▶ _What the task asks_
Extract every line below, verbatim.

--- Start ---

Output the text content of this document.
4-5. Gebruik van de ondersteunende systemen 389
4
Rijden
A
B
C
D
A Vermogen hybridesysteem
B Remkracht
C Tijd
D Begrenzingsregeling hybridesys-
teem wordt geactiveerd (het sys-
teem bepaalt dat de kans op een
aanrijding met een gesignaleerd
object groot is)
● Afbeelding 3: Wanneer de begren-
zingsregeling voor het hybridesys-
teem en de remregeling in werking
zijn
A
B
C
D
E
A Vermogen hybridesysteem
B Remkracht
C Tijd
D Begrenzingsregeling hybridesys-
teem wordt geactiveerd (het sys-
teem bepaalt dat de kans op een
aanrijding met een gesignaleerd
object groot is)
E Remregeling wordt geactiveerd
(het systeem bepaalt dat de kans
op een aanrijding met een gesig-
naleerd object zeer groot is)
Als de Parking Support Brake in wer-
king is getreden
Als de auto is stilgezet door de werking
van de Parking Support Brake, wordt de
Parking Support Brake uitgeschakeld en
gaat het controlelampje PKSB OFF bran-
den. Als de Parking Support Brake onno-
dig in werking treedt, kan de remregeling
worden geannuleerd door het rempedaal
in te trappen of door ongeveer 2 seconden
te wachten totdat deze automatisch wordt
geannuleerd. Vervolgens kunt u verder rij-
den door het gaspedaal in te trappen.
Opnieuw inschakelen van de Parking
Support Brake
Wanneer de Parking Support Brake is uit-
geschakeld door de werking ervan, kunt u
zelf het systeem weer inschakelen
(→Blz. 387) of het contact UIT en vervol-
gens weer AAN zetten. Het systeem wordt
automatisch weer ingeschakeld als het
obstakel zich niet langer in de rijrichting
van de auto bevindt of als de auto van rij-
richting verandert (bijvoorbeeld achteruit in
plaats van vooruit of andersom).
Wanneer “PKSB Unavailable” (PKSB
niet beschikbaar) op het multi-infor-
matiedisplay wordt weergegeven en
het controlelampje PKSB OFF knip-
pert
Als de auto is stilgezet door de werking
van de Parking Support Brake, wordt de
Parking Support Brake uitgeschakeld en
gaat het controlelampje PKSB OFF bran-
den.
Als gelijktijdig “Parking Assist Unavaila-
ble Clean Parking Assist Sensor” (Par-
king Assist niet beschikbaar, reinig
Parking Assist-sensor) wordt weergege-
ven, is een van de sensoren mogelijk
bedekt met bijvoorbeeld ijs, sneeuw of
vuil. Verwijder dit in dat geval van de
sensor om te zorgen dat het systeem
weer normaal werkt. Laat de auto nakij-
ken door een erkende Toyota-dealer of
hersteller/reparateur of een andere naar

--- End ---

▶ _Result_
Output the text content of this document.
4-5. Gebruik van de ondersteunende systemen 389
4
Rijden
A
B
C
D
A Vermogen hybridesysteem
B Remkracht
C Tijd
D Begrenzingsregeling hybridesys-
teem wordt geactiveerd (het sys-
teem bepaalt dat de kans op een
aanrijding met een gesignaleerd
object groot is)
● Afbeelding 3: Wanneer de begren-
zingsregeling voor het hybridesys-
teem en de remregeling in werking
zijn
A
B
C
D
E
A Vermogen hybridesysteem
B Remkracht
C Tijd
D Begrenzingsregeling hybridesys-
teem wordt geactiveerd (het sys-
teem bepaalt dat de kans op een
aanrijding met een gesignaleerd
object groot is)
E Remregeling wordt geactiveerd
(het systeem bepaalt dat de kans
op een aanrijding met een gesig-
naleerd object zeer groot is)
Als de Parking Support Brake in wer-
king is getreden
Als de auto is stilgezet door de werking
van de Parking Support Brake, wordt de
Parking Support Brake uitgeschakeld en
gaat het controlelampje PKSB OFF bran-
den. Als de Parking Support Brake onno-
dig in werking treedt, kan de remregeling
worden geannuleerd door het rempedaal
in te trappen of door ongeveer 2 seconden
te wachten totdat deze automatisch wordt
geannuleerd. Vervolgens kunt u verder rij-
den door het gaspedaal in te trappen.
Opnieuw inschakelen van de Parking
Support Brake
Wanneer de Parking Support Brake is uit-
geschakeld door de werking ervan, kunt u
zelf het systeem weer inschakelen
(→Blz. 387) of het contact UIT en vervol-
gens weer AAN zetten. Het systeem wordt
automatisch weer ingeschakeld als het
obstakel zich niet langer in de rijrichting
van de auto bevindt of als de auto van rij-
richting verandert (bijvoorbeeld achteruit in
plaats van vooruit of andersom).
Wanneer “PKSB Unavailable” (PKSB
niet beschikbaar) op het multi-infor-
matiedisplay wordt weergegeven en
het controlelampje PKSB OFF knip-
pert
Als de auto is stilgezet door de werking
van de Parking Support Brake, wordt de
Parking Support Brake uitgeschakeld en
gaat het controlelampje PKSB OFF bran-
den.
Als gelijktijdig “Parking Assist Unavaila-
ble Clean Parking Assist Sensor” (Par-
king Assist niet beschikbaar, reinig
Parking Assist-sensor) wordt weergege-
ven, is een van de sensoren mogelijk
bedekt met bijvoorbeeld ijs, sneeuw of
vuil. Verwijder dit in dat geval van de
sensor om te zorgen dat het systeem
weer normaal werkt. Laat de auto nakij-
ken door een erkende Toyota-dealer of
hersteller/reparateur of een andere naar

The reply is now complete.